Dataset items:
##########
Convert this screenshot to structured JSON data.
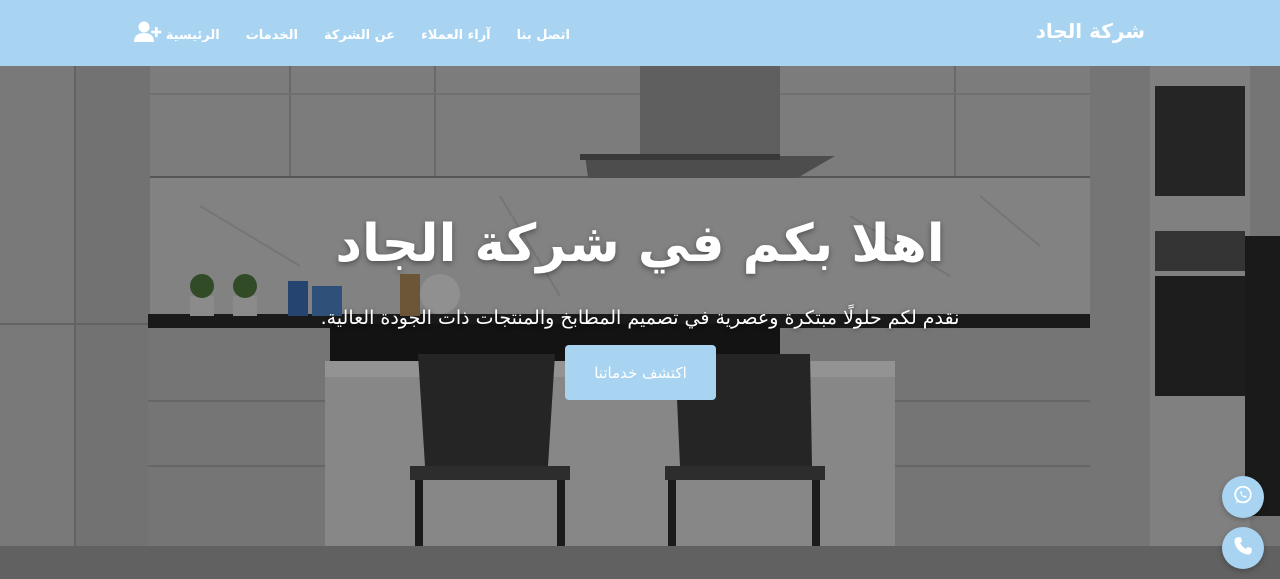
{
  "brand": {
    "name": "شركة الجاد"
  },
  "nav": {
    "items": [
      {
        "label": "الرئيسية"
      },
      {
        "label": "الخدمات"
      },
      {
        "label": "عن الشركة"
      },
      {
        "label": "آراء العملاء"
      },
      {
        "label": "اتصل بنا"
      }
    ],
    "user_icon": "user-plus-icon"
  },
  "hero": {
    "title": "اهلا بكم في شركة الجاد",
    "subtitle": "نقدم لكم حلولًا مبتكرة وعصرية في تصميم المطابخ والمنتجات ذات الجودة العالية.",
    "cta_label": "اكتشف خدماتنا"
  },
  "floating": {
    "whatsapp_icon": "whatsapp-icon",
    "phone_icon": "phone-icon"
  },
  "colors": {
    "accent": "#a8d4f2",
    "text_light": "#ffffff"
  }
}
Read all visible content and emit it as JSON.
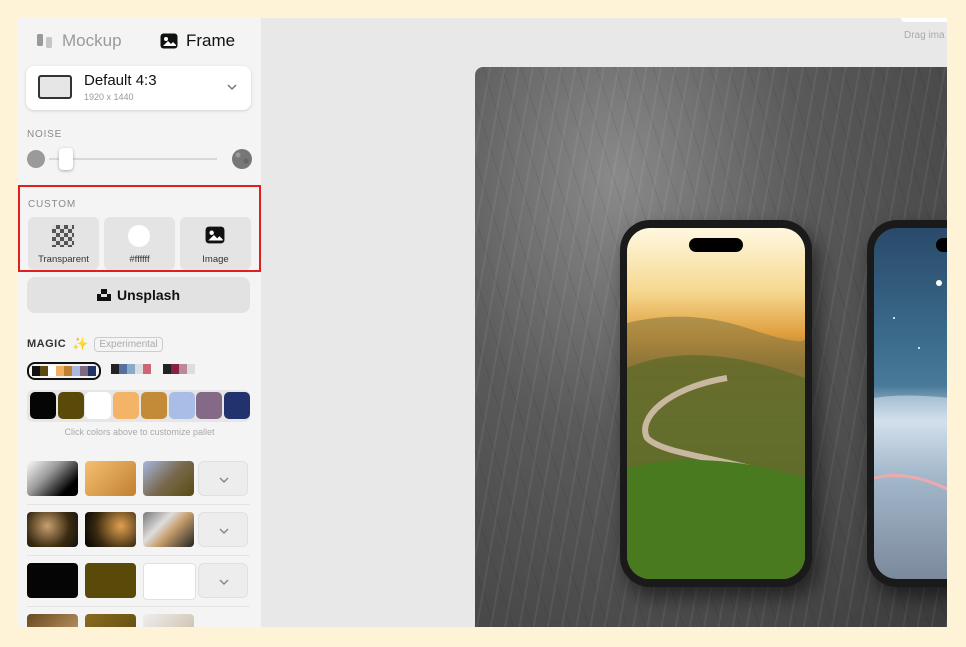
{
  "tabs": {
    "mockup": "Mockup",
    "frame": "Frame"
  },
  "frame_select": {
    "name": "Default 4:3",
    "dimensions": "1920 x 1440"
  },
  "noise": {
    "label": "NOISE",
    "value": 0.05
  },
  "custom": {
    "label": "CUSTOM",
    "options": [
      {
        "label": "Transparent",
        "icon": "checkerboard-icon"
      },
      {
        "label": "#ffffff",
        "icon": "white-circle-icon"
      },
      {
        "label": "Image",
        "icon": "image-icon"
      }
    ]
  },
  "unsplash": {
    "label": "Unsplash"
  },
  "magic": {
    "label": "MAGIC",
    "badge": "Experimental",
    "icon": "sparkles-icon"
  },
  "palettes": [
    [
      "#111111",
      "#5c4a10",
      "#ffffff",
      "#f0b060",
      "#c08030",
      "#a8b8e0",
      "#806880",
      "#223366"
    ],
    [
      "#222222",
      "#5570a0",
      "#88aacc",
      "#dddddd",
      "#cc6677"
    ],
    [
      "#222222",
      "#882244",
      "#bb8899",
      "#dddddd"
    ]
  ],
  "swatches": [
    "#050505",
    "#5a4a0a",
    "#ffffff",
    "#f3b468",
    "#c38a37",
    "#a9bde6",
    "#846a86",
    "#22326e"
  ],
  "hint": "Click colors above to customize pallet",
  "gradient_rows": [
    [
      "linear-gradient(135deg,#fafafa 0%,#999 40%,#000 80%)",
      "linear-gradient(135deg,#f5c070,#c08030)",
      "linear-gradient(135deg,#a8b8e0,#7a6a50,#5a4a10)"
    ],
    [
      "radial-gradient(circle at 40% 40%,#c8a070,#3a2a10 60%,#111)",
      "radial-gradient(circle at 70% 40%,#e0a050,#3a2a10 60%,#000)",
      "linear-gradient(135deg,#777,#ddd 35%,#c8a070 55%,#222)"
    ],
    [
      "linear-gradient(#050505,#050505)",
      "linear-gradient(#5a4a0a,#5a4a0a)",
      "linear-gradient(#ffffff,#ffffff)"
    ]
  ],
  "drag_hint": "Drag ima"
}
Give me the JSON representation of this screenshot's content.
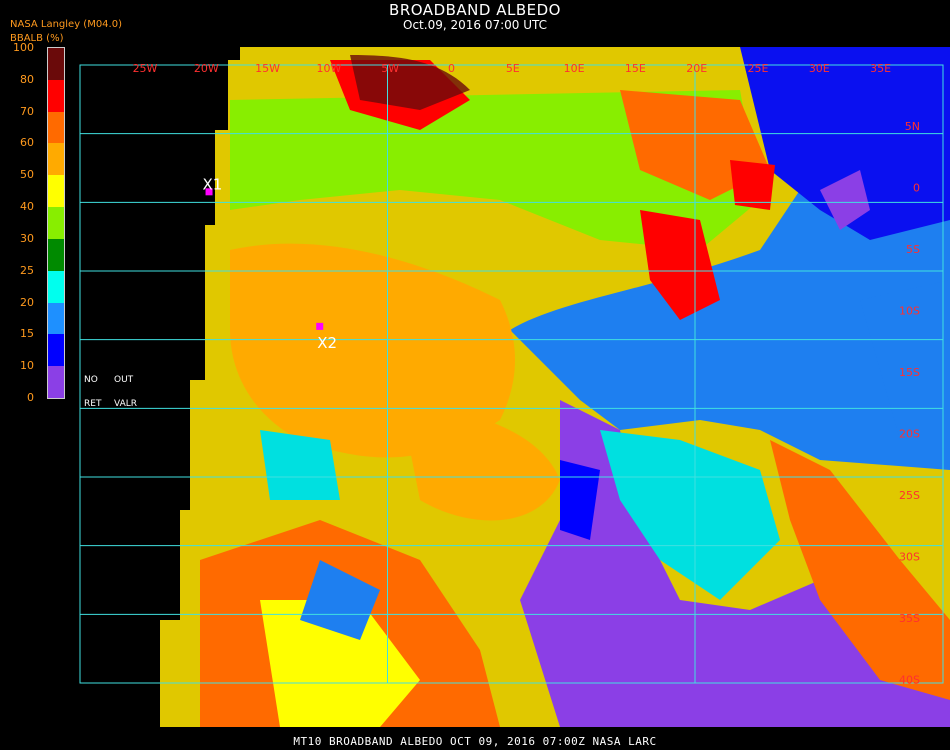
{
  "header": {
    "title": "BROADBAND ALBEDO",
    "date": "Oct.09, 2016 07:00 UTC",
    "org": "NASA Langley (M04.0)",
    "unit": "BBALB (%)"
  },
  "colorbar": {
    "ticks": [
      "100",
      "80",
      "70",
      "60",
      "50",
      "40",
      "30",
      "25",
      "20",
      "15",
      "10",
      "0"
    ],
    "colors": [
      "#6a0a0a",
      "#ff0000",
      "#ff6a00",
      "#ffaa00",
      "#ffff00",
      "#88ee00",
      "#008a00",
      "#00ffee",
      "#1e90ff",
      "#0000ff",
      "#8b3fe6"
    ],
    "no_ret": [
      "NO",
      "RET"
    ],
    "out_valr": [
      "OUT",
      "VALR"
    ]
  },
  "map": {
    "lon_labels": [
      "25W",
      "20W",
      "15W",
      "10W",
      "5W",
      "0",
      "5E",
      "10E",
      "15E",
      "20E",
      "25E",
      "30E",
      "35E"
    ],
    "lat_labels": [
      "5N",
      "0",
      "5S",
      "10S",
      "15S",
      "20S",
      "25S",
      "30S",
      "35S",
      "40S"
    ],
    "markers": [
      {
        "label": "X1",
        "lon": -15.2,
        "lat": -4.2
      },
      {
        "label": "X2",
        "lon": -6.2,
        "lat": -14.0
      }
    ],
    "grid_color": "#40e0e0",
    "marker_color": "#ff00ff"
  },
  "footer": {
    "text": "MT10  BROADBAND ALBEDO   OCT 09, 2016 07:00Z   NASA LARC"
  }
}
##########
#### Exercise
Will you restate every entry word for word and omit the images?

#### Finished task
Convert this screenshot to structured JSON data.
{
  "brand": {
    "name": "شركة الجاد"
  },
  "nav": {
    "items": [
      {
        "label": "الرئيسية"
      },
      {
        "label": "الخدمات"
      },
      {
        "label": "عن الشركة"
      },
      {
        "label": "آراء العملاء"
      },
      {
        "label": "اتصل بنا"
      }
    ],
    "user_icon": "user-plus-icon"
  },
  "hero": {
    "title": "اهلا بكم في شركة الجاد",
    "subtitle": "نقدم لكم حلولًا مبتكرة وعصرية في تصميم المطابخ والمنتجات ذات الجودة العالية.",
    "cta_label": "اكتشف خدماتنا"
  },
  "floating": {
    "whatsapp_icon": "whatsapp-icon",
    "phone_icon": "phone-icon"
  },
  "colors": {
    "accent": "#a8d4f2",
    "text_light": "#ffffff"
  }
}
Read all visible content and emit it as JSON.
{
  "tabs": {
    "mockup": "Mockup",
    "frame": "Frame"
  },
  "frame_select": {
    "name": "Default 4:3",
    "dimensions": "1920 x 1440"
  },
  "noise": {
    "label": "NOISE",
    "value": 0.05
  },
  "custom": {
    "label": "CUSTOM",
    "options": [
      {
        "label": "Transparent",
        "icon": "checkerboard-icon"
      },
      {
        "label": "#ffffff",
        "icon": "white-circle-icon"
      },
      {
        "label": "Image",
        "icon": "image-icon"
      }
    ]
  },
  "unsplash": {
    "label": "Unsplash"
  },
  "magic": {
    "label": "MAGIC",
    "badge": "Experimental",
    "icon": "sparkles-icon"
  },
  "palettes": [
    [
      "#111111",
      "#5c4a10",
      "#ffffff",
      "#f0b060",
      "#c08030",
      "#a8b8e0",
      "#806880",
      "#223366"
    ],
    [
      "#222222",
      "#5570a0",
      "#88aacc",
      "#dddddd",
      "#cc6677"
    ],
    [
      "#222222",
      "#882244",
      "#bb8899",
      "#dddddd"
    ]
  ],
  "swatches": [
    "#050505",
    "#5a4a0a",
    "#ffffff",
    "#f3b468",
    "#c38a37",
    "#a9bde6",
    "#846a86",
    "#22326e"
  ],
  "hint": "Click colors above to customize pallet",
  "gradient_rows": [
    [
      "linear-gradient(135deg,#fafafa 0%,#999 40%,#000 80%)",
      "linear-gradient(135deg,#f5c070,#c08030)",
      "linear-gradient(135deg,#a8b8e0,#7a6a50,#5a4a10)"
    ],
    [
      "radial-gradient(circle at 40% 40%,#c8a070,#3a2a10 60%,#111)",
      "radial-gradient(circle at 70% 40%,#e0a050,#3a2a10 60%,#000)",
      "linear-gradient(135deg,#777,#ddd 35%,#c8a070 55%,#222)"
    ],
    [
      "linear-gradient(#050505,#050505)",
      "linear-gradient(#5a4a0a,#5a4a0a)",
      "linear-gradient(#ffffff,#ffffff)"
    ]
  ],
  "drag_hint": "Drag ima"
}
Give me the JSON representation of this screenshot's content.
{
  "header": {
    "title": "BROADBAND ALBEDO",
    "date": "Oct.09, 2016 07:00 UTC",
    "org": "NASA Langley (M04.0)",
    "unit": "BBALB (%)"
  },
  "colorbar": {
    "ticks": [
      "100",
      "80",
      "70",
      "60",
      "50",
      "40",
      "30",
      "25",
      "20",
      "15",
      "10",
      "0"
    ],
    "colors": [
      "#6a0a0a",
      "#ff0000",
      "#ff6a00",
      "#ffaa00",
      "#ffff00",
      "#88ee00",
      "#008a00",
      "#00ffee",
      "#1e90ff",
      "#0000ff",
      "#8b3fe6"
    ],
    "no_ret": [
      "NO",
      "RET"
    ],
    "out_valr": [
      "OUT",
      "VALR"
    ]
  },
  "map": {
    "lon_labels": [
      "25W",
      "20W",
      "15W",
      "10W",
      "5W",
      "0",
      "5E",
      "10E",
      "15E",
      "20E",
      "25E",
      "30E",
      "35E"
    ],
    "lat_labels": [
      "5N",
      "0",
      "5S",
      "10S",
      "15S",
      "20S",
      "25S",
      "30S",
      "35S",
      "40S"
    ],
    "markers": [
      {
        "label": "X1",
        "lon": -15.2,
        "lat": -4.2
      },
      {
        "label": "X2",
        "lon": -6.2,
        "lat": -14.0
      }
    ],
    "grid_color": "#40e0e0",
    "marker_color": "#ff00ff"
  },
  "footer": {
    "text": "MT10  BROADBAND ALBEDO   OCT 09, 2016 07:00Z   NASA LARC"
  }
}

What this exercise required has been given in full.